Requirement: For this exercise, copy out each line of the material below that includes "Oktober".
+++++
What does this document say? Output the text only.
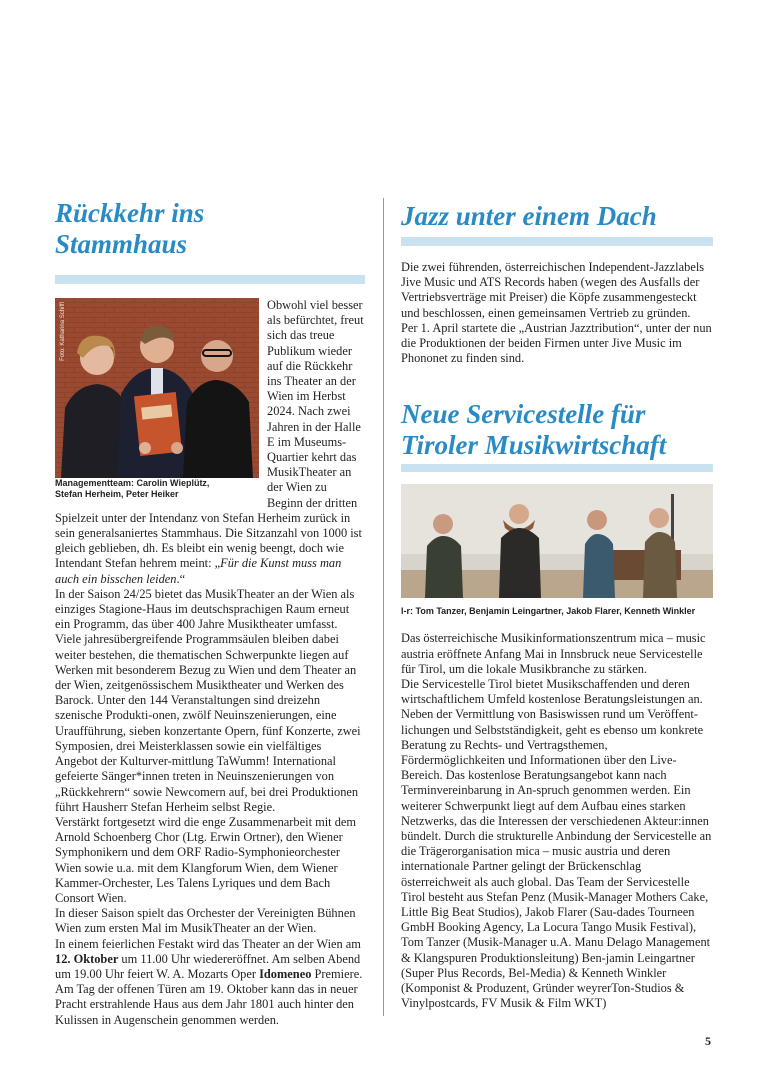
Rückkehr ins
Stammhaus
Foto: Katharina Schiffl
Managementteam: Carolin Wieplütz,
Stefan Herheim, Peter Heiker

Obwohl viel besser als befürchtet, freut sich das treue Publikum wieder auf die Rückkehr ins Theater an der Wien im Herbst 2024. Nach zwei Jahren in der Halle E im Museums-Quartier kehrt das MusikTheater an der Wien zu Beginn der dritten Spielzeit unter der Intendanz von Stefan Herheim zurück in sein generalsaniertes Stammhaus. Die Sitzanzahl von 1000 ist gleich geblieben, dh. Es bleibt ein wenig beengt, doch wie Intendant Stefan hehrem meint: „Für die Kunst muss man auch ein bisschen leiden.“

In der Saison 24/25 bietet das MusikTheater an der Wien als einziges Stagione-Haus im deutschsprachigen Raum erneut ein Programm, das über 400 Jahre Musiktheater umfasst. Viele jahresübergreifende Programmsäulen bleiben dabei weiter bestehen, die thematischen Schwerpunkte liegen auf Werken mit besonderem Bezug zu Wien und dem Theater an der Wien, zeitgenössischem Musiktheater und Werken des Barock. Unter den 144 Veranstaltungen sind dreizehn szenische Produkti-onen, zwölf Neuinszenierungen, eine Uraufführung, sieben konzertante Opern, fünf Konzerte, zwei Symposien, drei Meisterklassen sowie ein vielfältiges Angebot der Kulturver-mittlung TaWumm! International gefeierte Sänger*innen treten in Neuinszenierungen von „Rückkehrern“ sowie Newcomern auf, bei drei Produktionen führt Hausherr Stefan Herheim selbst Regie.

Verstärkt fortgesetzt wird die enge Zusammenarbeit mit dem Arnold Schoenberg Chor (Ltg. Erwin Ortner), den Wiener Symphonikern und dem ORF Radio-Symphonieorchester Wien sowie u.a. mit dem Klangforum Wien, dem Wiener Kammer-Orchester, Les Talens Lyriques und dem Bach Consort Wien.

In dieser Saison spielt das Orchester der Vereinigten Bühnen Wien zum ersten Mal im MusikTheater an der Wien.

In einem feierlichen Festakt wird das Theater an der Wien am 12. Oktober um 11.00 Uhr wiedereröffnet. Am selben Abend um 19.00 Uhr feiert W. A. Mozarts Oper Idomeneo Premiere.

Am Tag der offenen Türen am 19. Oktober kann das in neuer Pracht erstrahlende Haus aus dem Jahr 1801 auch hinter den Kulissen in Augenschein genommen werden.

Jazz unter einem Dach

Die zwei führenden, österreichischen Independent-Jazzlabels Jive Music und ATS Records haben (wegen des Ausfalls der Vertriebsverträge mit Preiser) die Köpfe zusammengesteckt und beschlossen, einen gemeinsamen Vertrieb zu gründen.

Per 1. April startete die „Austrian Jazztribution“, unter der nun die Produktionen der beiden Firmen unter Jive Music im Phononet zu finden sind.

Neue Servicestelle für
Tiroler Musikwirtschaft
l-r: Tom Tanzer, Benjamin Leingartner, Jakob Flarer, Kenneth Winkler

Das österreichische Musikinformationszentrum mica – music austria eröffnete Anfang Mai in Innsbruck neue Servicestelle für Tirol, um die lokale Musikbranche zu stärken.

Die Servicestelle Tirol bietet Musikschaffenden und deren wirtschaftlichem Umfeld kostenlose Beratungsleistungen an. Neben der Vermittlung von Basiswissen rund um Veröffent-lichungen und Selbstständigkeit, geht es ebenso um konkrete Beratung zu Rechts- und Vertragsthemen, Fördermöglichkeiten und Informationen über den Live-Bereich. Das kostenlose Beratungsangebot kann nach Terminvereinbarung in An-spruch genommen werden. Ein weiterer Schwerpunkt liegt auf dem Aufbau eines starken Netzwerks, das die Interessen der verschiedenen Akteur:innen bündelt. Durch die strukturelle Anbindung der Servicestelle an die Trägerorganisation mica – music austria und deren internationale Partner gelingt der Brückenschlag österreichweit als auch global. Das Team der Servicestelle Tirol besteht aus Stefan Penz (Musik-Manager Mothers Cake, Little Big Beat Studios), Jakob Flarer (Sau-dades Tourneen GmbH Booking Agency, La Locura Tango Musik Festival), Tom Tanzer (Musik-Manager u.A. Manu Delago Management & Klangspuren Produktionsleitung) Ben-jamin Leingartner (Super Plus Records, Bel-Media) & Kenneth Winkler (Komponist & Produzent, Gründer weyrerTon-Studios & Vinylpostcards, FV Musik & Film WKT)

5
+++++
Result for this task:
In einem feierlichen Festakt wird das Theater an der Wien am 12. Oktober um 11.00 Uhr wiedereröffnet. Am selben Abend um 19.00 Uhr feiert W. A. Mozarts Oper Idomeneo Premiere.
Am Tag der offenen Türen am 19. Oktober kann das in neuer Pracht erstrahlende Haus aus dem Jahr 1801 auch hinter den Kulissen in Augenschein genommen werden.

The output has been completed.